**ORDEM DE TRABALHO A:**
Reescreva em forma de lista, de modo mais breve, o parágrafo do excerto que começa por "A gastronomia ocupa um papel central". Mantenha os factos principais.
**ORDEM DE TRABALHO B:**
Segundo o excerto, quantos dias dura o Tihar?
**ORDEM DE TRABALHO C:**
Reproduza o trecho do excerto entre "Entre as celebrações" e "o celebrar religiosamente.", inclusive.

**EXCERTO SELECIONADO:**
☆ ☆ ☆ ☆ ☆

O Natal dos Nepaleses

Entre as celebrações que atravessam o Nepal destaca-se o Tihar, conhecido como festival das luzes. Esta festa hindu, que se prolonga por cinco dias, ilumina casas e ruas com pequenas lamparinas celebrando a vida, a família e a comunidade. Cada dia é dedicado a diferentes temas — nomeadamente a homenagear animais, tais como: corvos, cães e vacas. Apesar de não se tratar de uma festividade cristã, o Tihar partilha valores universais com o Natal: a centralidade da família, a partilha e a união entre gerações. Estes laços de comunidade, reforçados por rituais e refeições partilhadas, são uma das razões pelas quais a comunidade nepalesa se sente naturalmente próxima do espírito natalício, mesmo sem o celebrar religiosamente.

A gastronomia ocupa um papel central nas festas nepalesas e na vida quotidiana. Adaptada a um território montanhoso e exigente, a cozinha do Nepal privilegia alimentos simples, nutritivos e energéticos, ideais para quem percorre longos trilhos ou trabalha arduamente em terrenos escarpados. O dal bhat, prato à base de arroz, lentilhas e legumes temperados, é um exemplo dessa combinação de simplicidade e funcionalidade. Durante o Tihar, surgem ainda doces e iguarias preparados com especial cuidado, destinados a serem partilhados. Cozinhar e comer em conjunto é um gesto de união que acompanha a vida dos nepaleses desde a infância, nas aldeias de montanha, até às cidades do Nepal e, agora, em Coimbra.

 

Um restaurante nepalês em Coimbra

Foi precisamente essa ligação entre comida, tradição e comunidade que Dilip trouxe consigo ao criar o seu restaurante na cidade. Mais do que um espaço de venda de refeições, o restaurante funciona como um ponto de encontro cultural. Ali, portugueses, e membros da comunidade nepalesa cruzam-se à mesa, partilhando experiências e sabores que transportam para Coimbra histórias das montanhas e das aldeias de altitude.

Nesta época de Natal, a presença da comunidade nepalesa em Coimbra ganha uma dimensão simbólica especial. Embora os nepaleses não celebrem o Natal enquanto festa religiosa, este ano decidiram juntar-se às celebrações natalícias da cidade. Vão organizar a sua festa entre nepaleses com comida, música, dança e distribuição de presentes. O gesto é mais do que simbólico: é a afirmação da capacidade de integração e da abertura para partilhar experiências com a comunidade local. Participar nas festividades não significa abandonar tradições próprias, mas reconhecer valores comuns que unem culturas diferentes.

☆ ☆ ☆ ☆ ☆

**CONJUNTO DE DADOS:**
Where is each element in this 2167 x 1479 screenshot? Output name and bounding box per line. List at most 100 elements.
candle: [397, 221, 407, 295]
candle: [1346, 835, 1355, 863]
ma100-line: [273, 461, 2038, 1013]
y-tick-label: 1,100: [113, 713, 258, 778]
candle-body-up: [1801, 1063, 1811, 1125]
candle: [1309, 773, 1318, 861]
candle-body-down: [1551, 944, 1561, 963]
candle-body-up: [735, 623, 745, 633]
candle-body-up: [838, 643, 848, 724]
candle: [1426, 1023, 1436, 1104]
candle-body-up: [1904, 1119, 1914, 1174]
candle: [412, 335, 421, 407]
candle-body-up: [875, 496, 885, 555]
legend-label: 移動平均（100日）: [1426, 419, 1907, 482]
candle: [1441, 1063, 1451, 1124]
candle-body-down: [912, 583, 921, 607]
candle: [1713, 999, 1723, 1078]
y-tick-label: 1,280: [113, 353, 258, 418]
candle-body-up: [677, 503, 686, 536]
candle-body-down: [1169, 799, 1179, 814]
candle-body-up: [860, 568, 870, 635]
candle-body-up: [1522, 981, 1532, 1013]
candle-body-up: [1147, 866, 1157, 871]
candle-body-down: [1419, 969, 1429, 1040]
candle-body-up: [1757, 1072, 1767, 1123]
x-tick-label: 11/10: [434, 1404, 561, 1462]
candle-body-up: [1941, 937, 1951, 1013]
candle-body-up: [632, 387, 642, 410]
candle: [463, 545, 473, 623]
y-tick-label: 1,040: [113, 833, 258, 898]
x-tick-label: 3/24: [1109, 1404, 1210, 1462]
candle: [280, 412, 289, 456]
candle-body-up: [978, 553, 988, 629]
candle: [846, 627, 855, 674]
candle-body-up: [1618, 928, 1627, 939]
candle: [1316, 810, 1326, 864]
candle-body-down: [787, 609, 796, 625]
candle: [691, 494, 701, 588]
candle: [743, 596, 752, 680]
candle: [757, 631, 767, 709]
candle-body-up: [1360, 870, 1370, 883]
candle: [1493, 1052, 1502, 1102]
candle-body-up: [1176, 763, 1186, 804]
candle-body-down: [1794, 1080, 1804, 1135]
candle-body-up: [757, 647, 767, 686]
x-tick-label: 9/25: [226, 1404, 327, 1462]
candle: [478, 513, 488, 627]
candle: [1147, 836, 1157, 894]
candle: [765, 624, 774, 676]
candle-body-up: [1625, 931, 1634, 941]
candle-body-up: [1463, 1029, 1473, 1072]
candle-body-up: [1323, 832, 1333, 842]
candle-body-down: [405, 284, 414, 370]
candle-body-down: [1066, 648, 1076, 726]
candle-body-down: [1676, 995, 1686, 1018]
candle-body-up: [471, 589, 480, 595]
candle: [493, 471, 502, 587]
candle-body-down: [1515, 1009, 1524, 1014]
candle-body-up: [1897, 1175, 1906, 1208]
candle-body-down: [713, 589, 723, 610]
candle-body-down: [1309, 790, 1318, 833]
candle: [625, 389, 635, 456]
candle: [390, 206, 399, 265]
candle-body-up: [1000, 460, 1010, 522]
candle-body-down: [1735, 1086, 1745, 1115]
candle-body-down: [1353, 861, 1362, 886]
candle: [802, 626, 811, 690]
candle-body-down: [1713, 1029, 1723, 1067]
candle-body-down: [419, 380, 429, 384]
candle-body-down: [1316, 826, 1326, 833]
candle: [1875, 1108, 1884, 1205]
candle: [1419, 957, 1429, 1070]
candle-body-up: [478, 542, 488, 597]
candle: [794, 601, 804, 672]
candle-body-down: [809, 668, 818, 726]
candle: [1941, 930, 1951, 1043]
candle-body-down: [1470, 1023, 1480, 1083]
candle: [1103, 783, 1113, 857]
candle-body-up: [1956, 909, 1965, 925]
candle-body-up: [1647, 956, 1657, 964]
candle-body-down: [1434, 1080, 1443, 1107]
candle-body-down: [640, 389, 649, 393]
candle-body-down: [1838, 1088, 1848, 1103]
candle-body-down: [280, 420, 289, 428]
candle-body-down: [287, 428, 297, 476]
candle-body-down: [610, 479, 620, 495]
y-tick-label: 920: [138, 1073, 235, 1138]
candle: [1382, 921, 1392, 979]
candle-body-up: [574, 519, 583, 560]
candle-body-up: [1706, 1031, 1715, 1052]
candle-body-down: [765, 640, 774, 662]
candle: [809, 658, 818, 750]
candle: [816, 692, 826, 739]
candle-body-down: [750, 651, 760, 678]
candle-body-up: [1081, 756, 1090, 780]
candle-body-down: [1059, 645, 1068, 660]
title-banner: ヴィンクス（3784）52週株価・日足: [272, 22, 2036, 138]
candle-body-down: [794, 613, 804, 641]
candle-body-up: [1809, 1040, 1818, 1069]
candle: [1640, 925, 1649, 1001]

☆ ☆ ☆ ☆ ☆

**ESPAÇO DE RESPOSTA A:**
- A gastronomia é central nas festas nepalesas e no dia a dia.
- A cozinha do Nepal está adaptada a um território montanhoso e exigente.
- Privilegia alimentos simples, nutritivos e energéticos, próprios para quem percorre longos trilhos ou trabalha em terrenos escarpados.
- O dal bhat é feito de arroz, lentilhas e legumes temperados e exemplifica essa simplicidade e funcionalidade.
- No Tihar preparam-se com especial cuidado doces e iguarias para partilhar.
- Cozinhar e comer em conjunto é um gesto de união que acompanha os nepaleses desde a infância nas aldeias de montanha, passando pelas cidades do Nepal, até Coimbra.

**ESPAÇO DE RESPOSTA B:**
Cinco dias.

**ESPAÇO DE RESPOSTA C:**
Entre as celebrações que atravessam o Nepal destaca-se o Tihar, conhecido como festival das luzes. Esta festa hindu, que se prolonga por cinco dias, ilumina casas e ruas com pequenas lamparinas celebrando a vida, a família e a comunidade. Cada dia é dedicado a diferentes temas — nomeadamente a homenagear animais, tais como: corvos, cães e vacas. Apesar de não se tratar de uma festividade cristã, o Tihar partilha valores universais com o Natal: a centralidade da família, a partilha e a união entre gerações. Estes laços de comunidade, reforçados por rituais e refeições partilhadas, são uma das razões pelas quais a comunidade nepalesa se sente naturalmente próxima do espírito natalício, mesmo sem o celebrar religiosamente.